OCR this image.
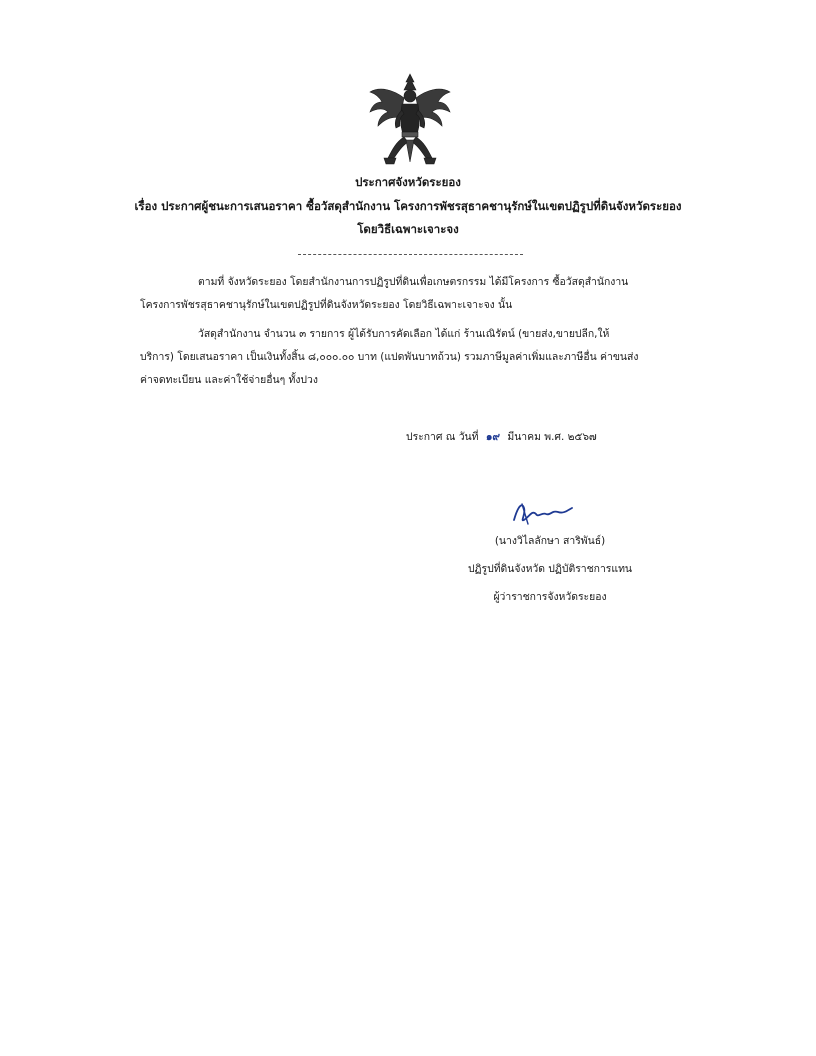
ประกาศจังหวัดระยอง
เรื่อง ประกาศผู้ชนะการเสนอราคา ซื้อวัสดุสำนักงาน โครงการพัชรสุธาคชานุรักษ์ในเขตปฏิรูปที่ดินจังหวัดระยอง
โดยวิธีเฉพาะเจาะจง
ตามที่ จังหวัดระยอง โดยสำนักงานการปฏิรูปที่ดินเพื่อเกษตรกรรม ได้มีโครงการ ซื้อวัสดุสำนักงาน
โครงการพัชรสุธาคชานุรักษ์ในเขตปฏิรูปที่ดินจังหวัดระยอง โดยวิธีเฉพาะเจาะจง นั้น
วัสดุสำนักงาน จำนวน ๓ รายการ ผู้ได้รับการคัดเลือก ได้แก่ ร้านเณิรัตน์ (ขายส่ง,ขายปลีก,ให้
บริการ) โดยเสนอราคา เป็นเงินทั้งสิ้น ๘,๐๐๐.๐๐ บาท (แปดพันบาทถ้วน) รวมภาษีมูลค่าเพิ่มและภาษีอื่น ค่าขนส่ง
ค่าจดทะเบียน และค่าใช้จ่ายอื่นๆ ทั้งปวง
ประกาศ ณ วันที่ ๑๙ มีนาคม พ.ศ. ๒๕๖๗
(นางวิไลลักษา สาริพันธ์)
ปฏิรูปที่ดินจังหวัด ปฏิบัติราชการแทน
ผู้ว่าราชการจังหวัดระยอง
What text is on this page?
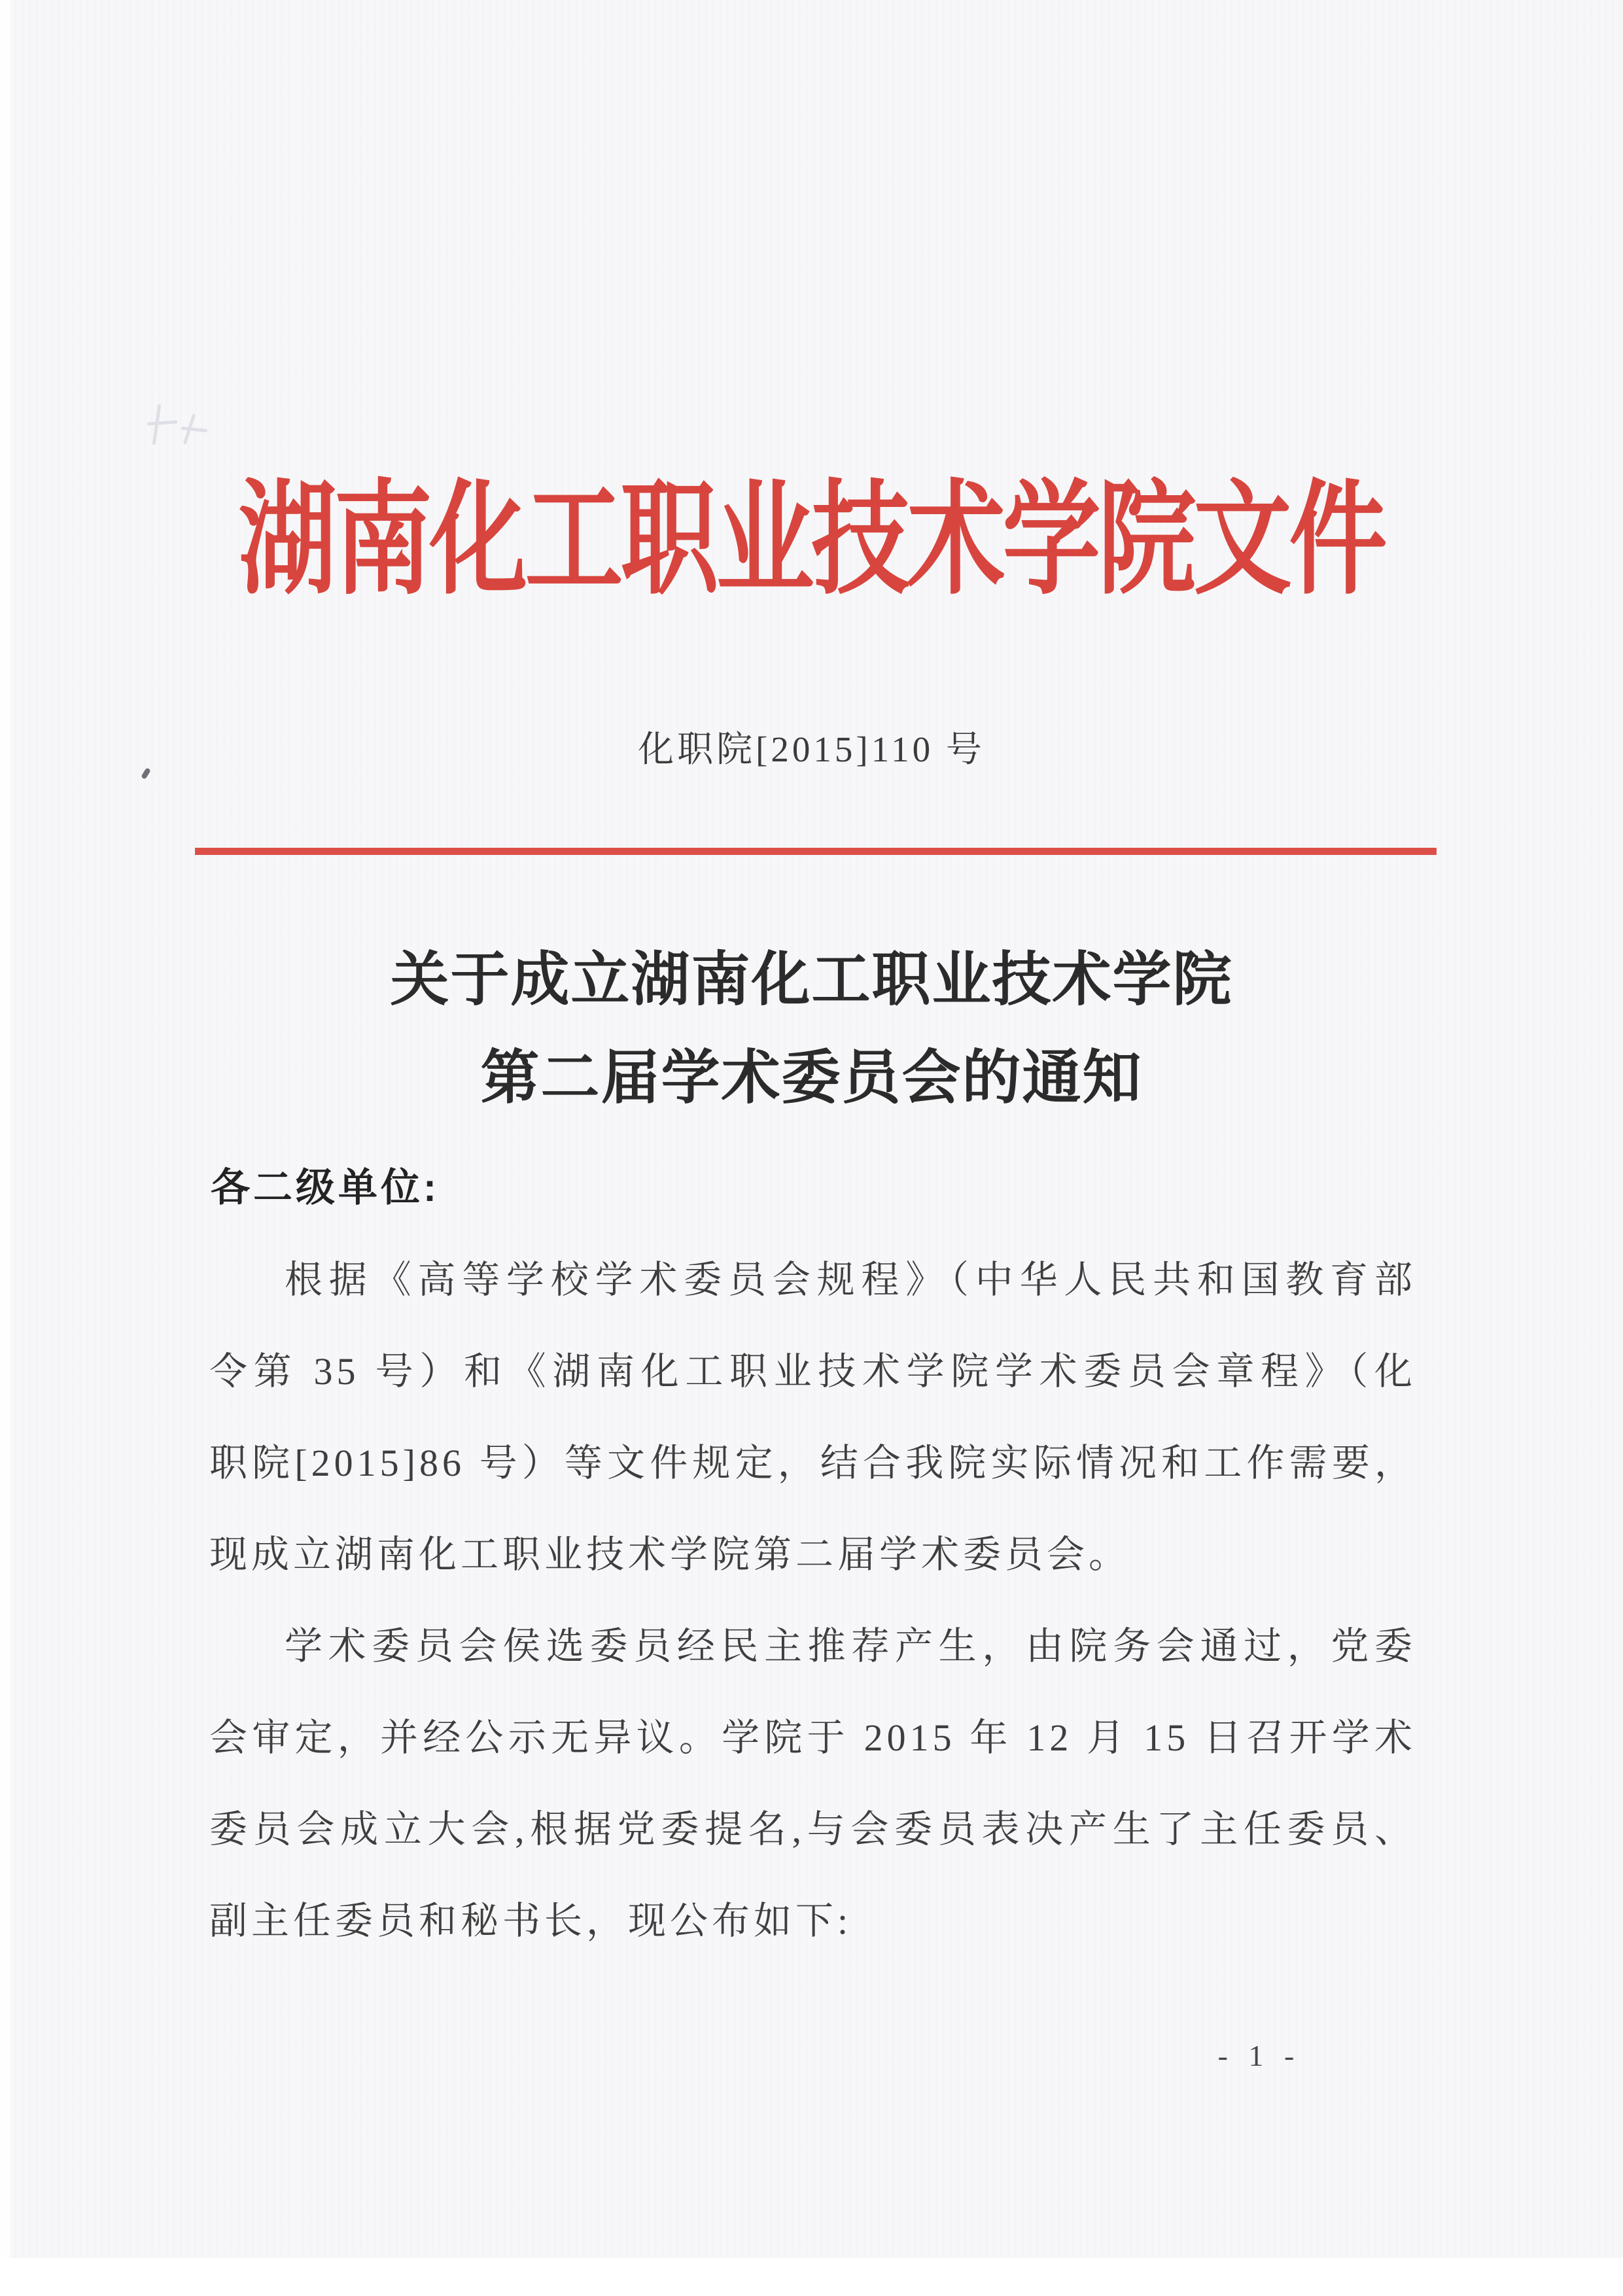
湖南化工职业技术学院文件
化职院[2015]110 号
关于成立湖南化工职业技术学院
第二届学术委员会的通知
各二级单位:
根据《高等学校学术委员会规程》（中华人民共和国教育部
令第 35 号）和《湖南化工职业技术学院学术委员会章程》（化
职院[2015]86 号）等文件规定，结合我院实际情况和工作需要，
现成立湖南化工职业技术学院第二届学术委员会。
学术委员会侯选委员经民主推荐产生，由院务会通过，党委
会审定，并经公示无异议。学院于 2015 年 12 月 15 日召开学术
委员会成立大会,根据党委提名,与会委员表决产生了主任委员、
副主任委员和秘书长，现公布如下:
- 1 -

**To do:**
Gather from the entries above all lines that include the string "this".

**The completed task:**
OCR this image.
What text is on this page?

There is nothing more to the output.